Goal of the exercise:
From the entries below, copy out every line with "JULY" in it.
• • •
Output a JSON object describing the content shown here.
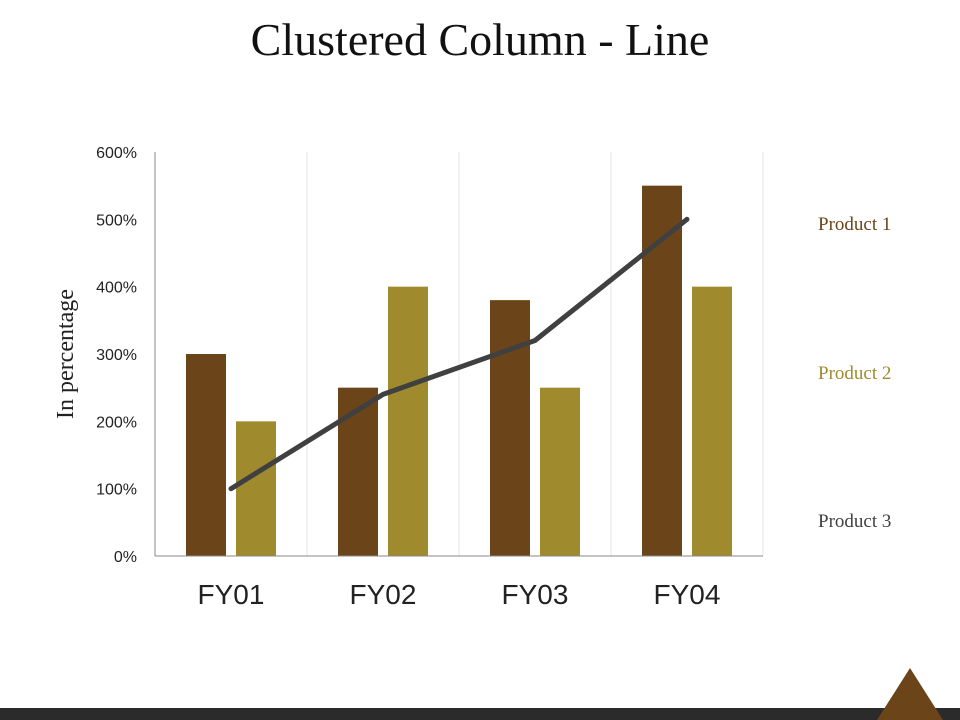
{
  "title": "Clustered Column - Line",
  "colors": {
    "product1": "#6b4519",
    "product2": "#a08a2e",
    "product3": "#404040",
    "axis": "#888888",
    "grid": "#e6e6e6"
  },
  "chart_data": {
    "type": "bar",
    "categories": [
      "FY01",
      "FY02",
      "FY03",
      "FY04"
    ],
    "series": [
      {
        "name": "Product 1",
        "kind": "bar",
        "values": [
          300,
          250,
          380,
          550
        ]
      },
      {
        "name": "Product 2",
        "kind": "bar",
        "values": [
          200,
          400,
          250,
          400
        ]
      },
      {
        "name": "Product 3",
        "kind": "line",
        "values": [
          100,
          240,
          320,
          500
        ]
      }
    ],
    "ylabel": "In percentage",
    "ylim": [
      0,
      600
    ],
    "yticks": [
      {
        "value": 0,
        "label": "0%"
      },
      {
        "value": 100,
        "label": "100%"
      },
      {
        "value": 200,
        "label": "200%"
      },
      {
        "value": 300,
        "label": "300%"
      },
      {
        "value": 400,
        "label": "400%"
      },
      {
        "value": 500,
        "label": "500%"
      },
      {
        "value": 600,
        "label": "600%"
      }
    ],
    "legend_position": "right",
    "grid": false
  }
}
• • •
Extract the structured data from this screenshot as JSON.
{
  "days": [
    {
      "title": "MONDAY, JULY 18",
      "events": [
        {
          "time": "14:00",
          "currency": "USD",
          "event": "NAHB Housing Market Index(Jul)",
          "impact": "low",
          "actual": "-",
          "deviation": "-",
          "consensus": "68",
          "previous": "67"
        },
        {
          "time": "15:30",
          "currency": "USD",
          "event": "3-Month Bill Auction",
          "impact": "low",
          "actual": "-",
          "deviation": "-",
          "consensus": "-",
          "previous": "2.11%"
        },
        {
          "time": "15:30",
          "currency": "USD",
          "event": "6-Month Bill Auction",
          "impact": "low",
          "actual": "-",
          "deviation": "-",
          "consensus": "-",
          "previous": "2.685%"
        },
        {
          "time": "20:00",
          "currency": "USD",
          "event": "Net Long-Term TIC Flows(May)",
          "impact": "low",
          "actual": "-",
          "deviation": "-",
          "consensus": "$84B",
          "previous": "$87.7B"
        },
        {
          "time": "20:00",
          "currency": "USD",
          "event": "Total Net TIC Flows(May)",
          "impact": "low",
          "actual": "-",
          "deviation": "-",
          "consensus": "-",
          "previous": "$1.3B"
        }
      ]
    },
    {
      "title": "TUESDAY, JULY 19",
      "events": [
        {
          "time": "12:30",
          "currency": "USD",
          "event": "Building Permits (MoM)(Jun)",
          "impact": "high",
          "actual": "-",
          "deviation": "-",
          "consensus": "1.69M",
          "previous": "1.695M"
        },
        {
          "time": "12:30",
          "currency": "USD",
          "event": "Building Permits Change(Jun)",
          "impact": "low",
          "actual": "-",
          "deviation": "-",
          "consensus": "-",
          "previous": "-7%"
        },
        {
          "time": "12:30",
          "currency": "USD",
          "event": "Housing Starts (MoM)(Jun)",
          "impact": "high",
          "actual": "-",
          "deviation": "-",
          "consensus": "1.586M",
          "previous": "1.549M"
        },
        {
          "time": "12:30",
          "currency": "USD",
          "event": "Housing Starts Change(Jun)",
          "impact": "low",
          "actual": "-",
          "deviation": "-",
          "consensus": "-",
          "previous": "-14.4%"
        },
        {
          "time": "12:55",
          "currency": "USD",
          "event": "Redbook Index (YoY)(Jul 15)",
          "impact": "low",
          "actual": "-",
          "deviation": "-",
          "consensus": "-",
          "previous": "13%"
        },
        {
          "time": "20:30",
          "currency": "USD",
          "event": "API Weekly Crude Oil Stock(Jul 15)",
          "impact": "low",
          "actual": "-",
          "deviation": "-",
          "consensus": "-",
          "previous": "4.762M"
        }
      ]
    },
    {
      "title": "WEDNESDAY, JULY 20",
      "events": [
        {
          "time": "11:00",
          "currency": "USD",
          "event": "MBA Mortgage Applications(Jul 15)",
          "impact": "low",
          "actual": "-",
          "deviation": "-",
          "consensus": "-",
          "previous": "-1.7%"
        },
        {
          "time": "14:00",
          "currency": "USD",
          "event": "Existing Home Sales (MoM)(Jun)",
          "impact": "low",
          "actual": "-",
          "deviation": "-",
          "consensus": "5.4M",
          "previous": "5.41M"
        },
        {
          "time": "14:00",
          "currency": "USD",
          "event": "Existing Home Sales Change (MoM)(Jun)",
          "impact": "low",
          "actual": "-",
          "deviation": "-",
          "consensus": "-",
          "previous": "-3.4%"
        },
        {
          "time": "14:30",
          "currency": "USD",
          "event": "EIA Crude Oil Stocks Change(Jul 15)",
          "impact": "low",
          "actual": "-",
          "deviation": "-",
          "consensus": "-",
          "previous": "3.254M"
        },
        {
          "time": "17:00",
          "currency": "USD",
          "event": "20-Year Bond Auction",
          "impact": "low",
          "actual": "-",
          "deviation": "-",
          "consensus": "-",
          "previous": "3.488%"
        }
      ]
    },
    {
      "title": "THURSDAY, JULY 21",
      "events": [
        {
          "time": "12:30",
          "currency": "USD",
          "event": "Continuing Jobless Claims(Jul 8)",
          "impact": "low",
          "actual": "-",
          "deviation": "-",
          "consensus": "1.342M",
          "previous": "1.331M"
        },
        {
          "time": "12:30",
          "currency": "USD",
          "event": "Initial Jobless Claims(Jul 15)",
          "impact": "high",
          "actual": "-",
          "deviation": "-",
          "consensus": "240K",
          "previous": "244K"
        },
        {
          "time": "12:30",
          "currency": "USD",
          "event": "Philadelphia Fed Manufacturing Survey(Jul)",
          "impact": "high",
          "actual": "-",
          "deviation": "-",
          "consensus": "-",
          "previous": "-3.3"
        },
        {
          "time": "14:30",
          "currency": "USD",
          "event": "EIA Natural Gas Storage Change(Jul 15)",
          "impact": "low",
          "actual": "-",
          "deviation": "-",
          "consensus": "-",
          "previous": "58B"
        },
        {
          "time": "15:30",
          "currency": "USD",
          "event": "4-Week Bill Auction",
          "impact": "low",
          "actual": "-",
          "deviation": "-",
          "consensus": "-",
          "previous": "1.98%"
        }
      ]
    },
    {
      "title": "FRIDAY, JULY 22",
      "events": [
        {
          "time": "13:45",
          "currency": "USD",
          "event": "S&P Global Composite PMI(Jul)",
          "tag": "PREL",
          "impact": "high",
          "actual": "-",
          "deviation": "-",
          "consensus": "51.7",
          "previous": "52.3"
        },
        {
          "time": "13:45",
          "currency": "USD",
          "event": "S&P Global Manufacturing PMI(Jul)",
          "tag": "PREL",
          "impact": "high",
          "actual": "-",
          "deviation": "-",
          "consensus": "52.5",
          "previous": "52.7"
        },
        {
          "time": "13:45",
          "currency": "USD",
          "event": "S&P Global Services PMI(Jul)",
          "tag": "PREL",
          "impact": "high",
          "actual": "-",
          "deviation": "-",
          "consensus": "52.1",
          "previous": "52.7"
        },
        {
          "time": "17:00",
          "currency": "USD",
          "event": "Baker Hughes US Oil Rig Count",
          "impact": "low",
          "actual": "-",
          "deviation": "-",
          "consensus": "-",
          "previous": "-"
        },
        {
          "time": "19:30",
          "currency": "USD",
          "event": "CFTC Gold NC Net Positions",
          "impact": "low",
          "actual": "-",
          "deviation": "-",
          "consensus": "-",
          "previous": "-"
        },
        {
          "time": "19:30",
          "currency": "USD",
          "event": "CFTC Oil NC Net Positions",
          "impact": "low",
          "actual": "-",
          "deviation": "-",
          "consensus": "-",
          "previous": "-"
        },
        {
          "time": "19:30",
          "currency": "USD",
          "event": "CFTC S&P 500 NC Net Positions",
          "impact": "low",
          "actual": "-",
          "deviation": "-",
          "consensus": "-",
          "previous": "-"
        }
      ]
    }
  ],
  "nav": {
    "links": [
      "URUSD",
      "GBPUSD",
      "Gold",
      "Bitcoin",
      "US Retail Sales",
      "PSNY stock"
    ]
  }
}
• • •
Answer:
      "title": "MONDAY, JULY 18",
      "title": "TUESDAY, JULY 19",
      "title": "WEDNESDAY, JULY 20",
      "title": "THURSDAY, JULY 21",
      "title": "FRIDAY, JULY 22",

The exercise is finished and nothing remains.